Give every line of the items that follow as a Markdown table with the columns Row and Line, numbering the rows and leaving out blank lines. Omit the pictures from the table.

[Begin Records shown]

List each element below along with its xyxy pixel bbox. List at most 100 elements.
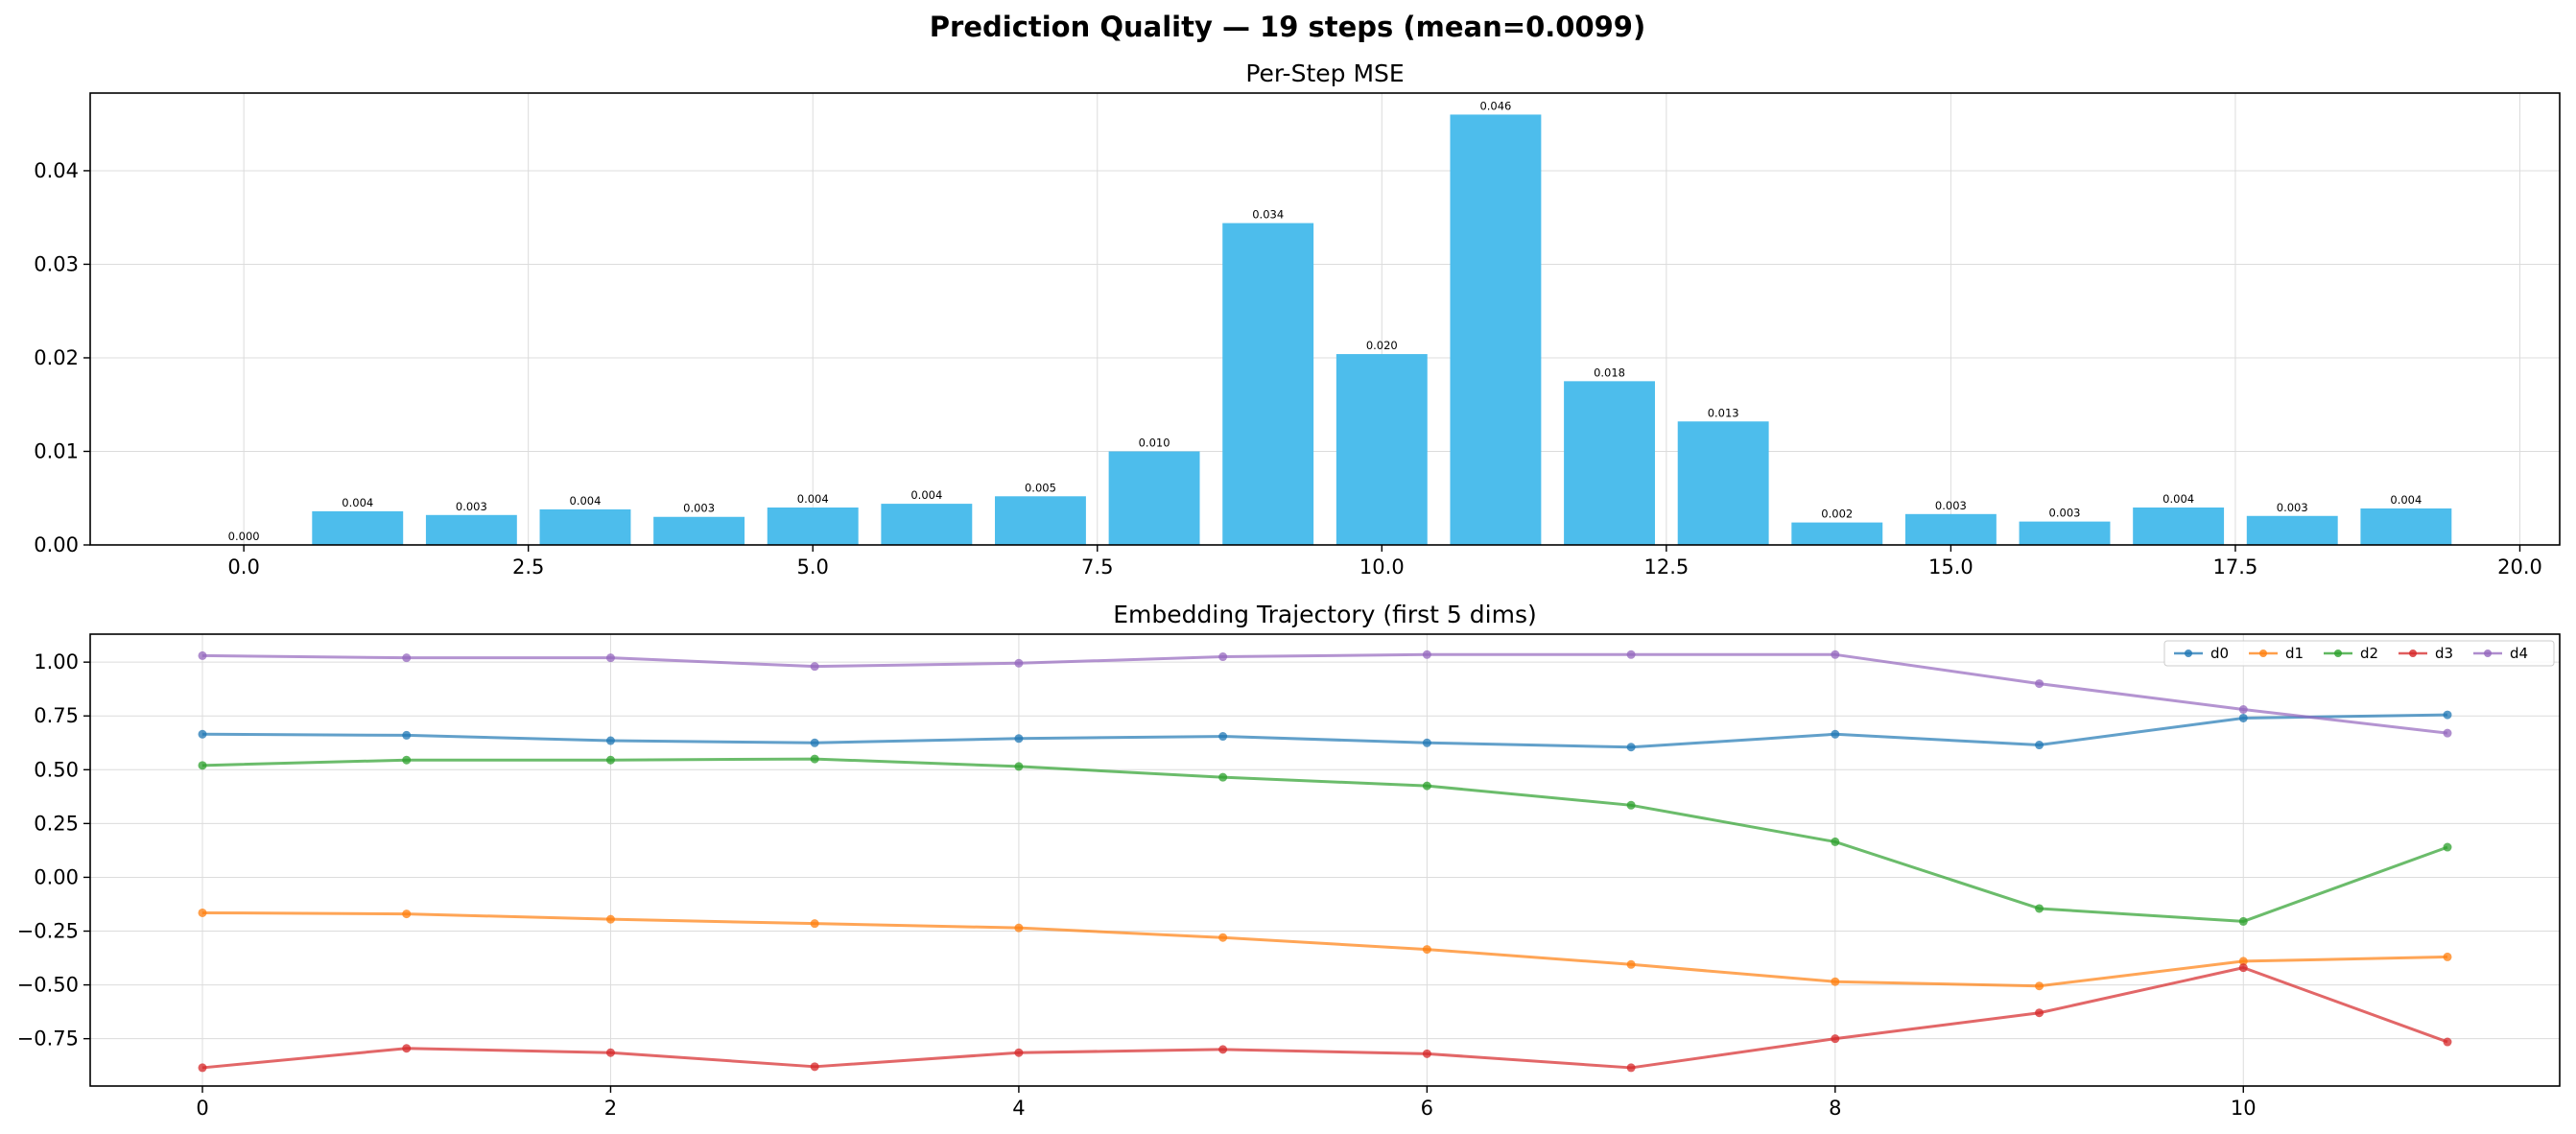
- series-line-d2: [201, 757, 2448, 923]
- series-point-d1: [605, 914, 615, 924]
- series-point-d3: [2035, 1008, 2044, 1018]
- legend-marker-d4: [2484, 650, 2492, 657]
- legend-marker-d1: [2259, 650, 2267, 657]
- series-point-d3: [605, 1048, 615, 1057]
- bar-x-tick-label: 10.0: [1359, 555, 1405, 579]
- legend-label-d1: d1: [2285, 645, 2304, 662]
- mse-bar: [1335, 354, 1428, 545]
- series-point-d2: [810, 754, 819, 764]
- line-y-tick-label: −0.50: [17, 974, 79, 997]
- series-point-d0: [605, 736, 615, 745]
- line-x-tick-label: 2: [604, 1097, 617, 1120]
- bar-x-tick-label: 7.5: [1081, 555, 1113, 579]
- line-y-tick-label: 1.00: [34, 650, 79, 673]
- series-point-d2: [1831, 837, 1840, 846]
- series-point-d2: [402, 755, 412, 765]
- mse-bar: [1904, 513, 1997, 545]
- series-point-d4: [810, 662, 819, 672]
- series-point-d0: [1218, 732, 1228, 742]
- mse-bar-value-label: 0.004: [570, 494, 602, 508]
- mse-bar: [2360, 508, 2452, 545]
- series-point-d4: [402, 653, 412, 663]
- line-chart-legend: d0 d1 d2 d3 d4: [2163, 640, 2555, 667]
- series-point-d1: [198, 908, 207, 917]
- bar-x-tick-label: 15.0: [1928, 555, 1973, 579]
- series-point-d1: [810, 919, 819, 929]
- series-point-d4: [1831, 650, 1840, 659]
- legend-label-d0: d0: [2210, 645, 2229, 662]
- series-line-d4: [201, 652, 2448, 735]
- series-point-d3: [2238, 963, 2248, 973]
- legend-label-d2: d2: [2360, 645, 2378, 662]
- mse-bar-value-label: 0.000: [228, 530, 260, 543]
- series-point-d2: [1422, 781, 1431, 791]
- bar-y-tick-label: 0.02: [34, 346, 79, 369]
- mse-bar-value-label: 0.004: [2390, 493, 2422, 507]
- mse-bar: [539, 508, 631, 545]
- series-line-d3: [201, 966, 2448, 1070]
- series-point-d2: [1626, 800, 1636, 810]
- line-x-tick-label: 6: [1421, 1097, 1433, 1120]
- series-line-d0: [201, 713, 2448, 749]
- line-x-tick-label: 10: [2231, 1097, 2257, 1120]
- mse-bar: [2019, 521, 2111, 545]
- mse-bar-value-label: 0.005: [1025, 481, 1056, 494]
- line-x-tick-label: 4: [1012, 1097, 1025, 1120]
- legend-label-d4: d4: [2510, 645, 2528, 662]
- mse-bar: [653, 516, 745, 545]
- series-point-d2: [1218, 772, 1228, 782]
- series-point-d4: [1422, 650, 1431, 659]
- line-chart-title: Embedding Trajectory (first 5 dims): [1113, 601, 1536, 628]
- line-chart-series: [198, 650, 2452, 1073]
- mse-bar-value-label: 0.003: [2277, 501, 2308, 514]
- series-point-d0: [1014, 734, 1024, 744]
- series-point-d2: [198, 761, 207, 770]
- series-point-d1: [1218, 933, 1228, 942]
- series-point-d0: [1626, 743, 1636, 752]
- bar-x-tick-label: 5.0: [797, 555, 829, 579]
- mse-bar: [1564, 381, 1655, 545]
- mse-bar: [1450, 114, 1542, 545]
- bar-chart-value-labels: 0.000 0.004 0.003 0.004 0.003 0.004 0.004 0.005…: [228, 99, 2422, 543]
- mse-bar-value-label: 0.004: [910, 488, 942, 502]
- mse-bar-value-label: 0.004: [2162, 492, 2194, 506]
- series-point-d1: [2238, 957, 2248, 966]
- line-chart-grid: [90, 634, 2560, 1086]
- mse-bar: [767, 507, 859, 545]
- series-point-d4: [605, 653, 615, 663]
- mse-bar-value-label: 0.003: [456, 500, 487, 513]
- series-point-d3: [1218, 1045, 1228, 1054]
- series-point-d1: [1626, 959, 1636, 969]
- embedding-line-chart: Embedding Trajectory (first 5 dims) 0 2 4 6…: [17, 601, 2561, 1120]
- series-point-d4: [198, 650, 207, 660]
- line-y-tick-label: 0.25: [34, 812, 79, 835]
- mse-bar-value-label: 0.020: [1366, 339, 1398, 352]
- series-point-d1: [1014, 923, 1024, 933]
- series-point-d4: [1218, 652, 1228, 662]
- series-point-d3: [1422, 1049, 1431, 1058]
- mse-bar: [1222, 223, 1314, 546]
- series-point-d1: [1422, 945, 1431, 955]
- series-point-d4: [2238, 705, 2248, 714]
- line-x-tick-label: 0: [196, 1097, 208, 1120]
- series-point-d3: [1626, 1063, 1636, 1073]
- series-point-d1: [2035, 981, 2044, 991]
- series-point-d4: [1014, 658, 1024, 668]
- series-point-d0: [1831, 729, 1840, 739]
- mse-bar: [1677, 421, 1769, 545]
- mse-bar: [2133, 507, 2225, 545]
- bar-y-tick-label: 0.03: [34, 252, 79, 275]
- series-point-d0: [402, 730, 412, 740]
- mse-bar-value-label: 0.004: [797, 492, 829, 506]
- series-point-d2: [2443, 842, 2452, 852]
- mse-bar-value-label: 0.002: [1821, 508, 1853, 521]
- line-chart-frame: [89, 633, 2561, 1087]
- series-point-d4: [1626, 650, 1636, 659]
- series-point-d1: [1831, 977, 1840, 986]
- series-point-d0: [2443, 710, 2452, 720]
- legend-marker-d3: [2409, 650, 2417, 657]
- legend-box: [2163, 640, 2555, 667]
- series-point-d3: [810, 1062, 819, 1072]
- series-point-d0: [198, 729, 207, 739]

[End Records shown]

**Reply:**
| Row | Line |
|---|---|
| 1 | List each element below along with its xyxy pixel bbox. List at most 100 elements. |
| 2 | - series-line-d2: [201, 757, 2448, 923] |
| 3 | - series-point-d1: [605, 914, 615, 924] |
| 4 | - series-point-d3: [2035, 1008, 2044, 1018] |
| 5 | - legend-marker-d4: [2484, 650, 2492, 657] |
| 6 | - legend-marker-d1: [2259, 650, 2267, 657] |
| 7 | - series-point-d3: [605, 1048, 615, 1057] |
| 8 | - bar-x-tick-label: 10.0: [1359, 555, 1405, 579] |
| 9 | - legend-label-d1: d1: [2285, 645, 2304, 662] |
| 10 | - mse-bar: [1335, 354, 1428, 545] |
| 11 | - series-point-d2: [810, 754, 819, 764] |
| 12 | - line-y-tick-label: −0.50: [17, 974, 79, 997] |
| 13 | - series-point-d0: [605, 736, 615, 745] |
| 14 | - line-x-tick-label: 2: [604, 1097, 617, 1120] |
| 15 | - bar-x-tick-label: 7.5: [1081, 555, 1113, 579] |
| 16 | - line-y-tick-label: 1.00: [34, 650, 79, 673] |
| 17 | - series-point-d2: [1831, 837, 1840, 846] |
| 18 | - series-point-d2: [402, 755, 412, 765] |
| 19 | - mse-bar: [1904, 513, 1997, 545] |
| 20 | - series-point-d4: [810, 662, 819, 672] |
| 21 | - series-point-d0: [1218, 732, 1228, 742] |
| 22 | - mse-bar-value-label: 0.004: [570, 494, 602, 508] |
| 23 | - mse-bar: [2360, 508, 2452, 545] |
| 24 | - series-point-d4: [402, 653, 412, 663] |
| 25 | - line-chart-legend: d0 d1 d2 d3 d4: [2163, 640, 2555, 667] |
| 26 | - series-point-d1: [198, 908, 207, 917] |
| 27 | - bar-x-tick-label: 15.0: [1928, 555, 1973, 579] |
| 28 | - series-point-d1: [810, 919, 819, 929] |
| 29 | - series-point-d4: [1831, 650, 1840, 659] |
| 30 | - legend-label-d0: d0: [2210, 645, 2229, 662] |
| 31 | - series-line-d4: [201, 652, 2448, 735] |
| 32 | - series-point-d3: [2238, 963, 2248, 973] |
| 33 | - legend-label-d2: d2: [2360, 645, 2378, 662] |
| 34 | - mse-bar-value-label: 0.000: [228, 530, 260, 543] |
| 35 | - series-point-d2: [1422, 781, 1431, 791] |
| 36 | - bar-y-tick-label: 0.02: [34, 346, 79, 369] |
| 37 | - mse-bar-value-label: 0.004: [2390, 493, 2422, 507] |
| 38 | - mse-bar: [539, 508, 631, 545] |
| 39 | - series-line-d3: [201, 966, 2448, 1070] |
| 40 | - series-point-d2: [1626, 800, 1636, 810] |
| 41 | - line-x-tick-label: 6: [1421, 1097, 1433, 1120] |
| 42 | - series-line-d0: [201, 713, 2448, 749] |
| 43 | - line-x-tick-label: 10: [2231, 1097, 2257, 1120] |
| 44 | - mse-bar: [2019, 521, 2111, 545] |
| 45 | - mse-bar-value-label: 0.005: [1025, 481, 1056, 494] |
| 46 | - line-x-tick-label: 4: [1012, 1097, 1025, 1120] |
| 47 | - legend-label-d4: d4: [2510, 645, 2528, 662] |
| 48 | - mse-bar: [653, 516, 745, 545] |
| 49 | - series-point-d2: [1218, 772, 1228, 782] |
| 50 | - series-point-d4: [1422, 650, 1431, 659] |
| 51 | - line-chart-title: Embedding Trajectory (first 5 dims): [1113, 601, 1536, 628] |
| 52 | - line-chart-series: [198, 650, 2452, 1073] |
| 53 | - mse-bar-value-label: 0.003: [2277, 501, 2308, 514] |
| 54 | - series-point-d0: [1014, 734, 1024, 744] |
| 55 | - series-point-d2: [198, 761, 207, 770] |
| 56 | - series-point-d1: [1218, 933, 1228, 942] |
| 57 | - series-point-d0: [1626, 743, 1636, 752] |
| 58 | - bar-x-tick-label: 5.0: [797, 555, 829, 579] |
| 59 | - mse-bar: [1564, 381, 1655, 545] |
| 60 | - mse-bar: [1450, 114, 1542, 545] |
| 61 | - bar-chart-value-labels: 0.000 0.004 0.003 0.004 0.003 0.004 0.004 0.005…: [228, 99, 2422, 543] |
| 62 | - mse-bar-value-label: 0.004: [910, 488, 942, 502] |
| 63 | - mse-bar-value-label: 0.004: [2162, 492, 2194, 506] |
| 64 | - series-point-d1: [2238, 957, 2248, 966] |
| 65 | - line-chart-grid: [90, 634, 2560, 1086] |
| 66 | - mse-bar: [767, 507, 859, 545] |
| 67 | - series-point-d4: [605, 653, 615, 663] |
| 68 | - mse-bar-value-label: 0.003: [456, 500, 487, 513] |
| 69 | - series-point-d3: [1218, 1045, 1228, 1054] |
| 70 | - series-point-d1: [1626, 959, 1636, 969] |
| 71 | - embedding-line-chart: Embedding Trajectory (first 5 dims) 0 2 4 6…: [17, 601, 2561, 1120] |
| 72 | - series-point-d4: [198, 650, 207, 660] |
| 73 | - line-y-tick-label: 0.25: [34, 812, 79, 835] |
| 74 | - mse-bar-value-label: 0.020: [1366, 339, 1398, 352] |
| 75 | - series-point-d1: [1014, 923, 1024, 933] |
| 76 | - series-point-d4: [1218, 652, 1228, 662] |
| 77 | - series-point-d3: [1422, 1049, 1431, 1058] |
| 78 | - mse-bar: [1222, 223, 1314, 546] |
| 79 | - series-point-d1: [1422, 945, 1431, 955] |
| 80 | - series-point-d4: [2238, 705, 2248, 714] |
| 81 | - line-x-tick-label: 0: [196, 1097, 208, 1120] |
| 82 | - series-point-d3: [1626, 1063, 1636, 1073] |
| 83 | - series-point-d1: [2035, 981, 2044, 991] |
| 84 | - series-point-d4: [1014, 658, 1024, 668] |
| 85 | - series-point-d0: [1831, 729, 1840, 739] |
| 86 | - mse-bar: [1677, 421, 1769, 545] |
| 87 | - mse-bar: [2133, 507, 2225, 545] |
| 88 | - bar-y-tick-label: 0.03: [34, 252, 79, 275] |
| 89 | - series-point-d0: [402, 730, 412, 740] |
| 90 | - mse-bar-value-label: 0.004: [797, 492, 829, 506] |
| 91 | - series-point-d2: [2443, 842, 2452, 852] |
| 92 | - mse-bar-value-label: 0.002: [1821, 508, 1853, 521] |
| 93 | - line-chart-frame: [89, 633, 2561, 1087] |
| 94 | - series-point-d4: [1626, 650, 1636, 659] |
| 95 | - series-point-d1: [1831, 977, 1840, 986] |
| 96 | - series-point-d0: [2443, 710, 2452, 720] |
| 97 | - legend-marker-d3: [2409, 650, 2417, 657] |
| 98 | - legend-box: [2163, 640, 2555, 667] |
| 99 | - series-point-d3: [810, 1062, 819, 1072] |
| 100 | - series-point-d0: [198, 729, 207, 739] |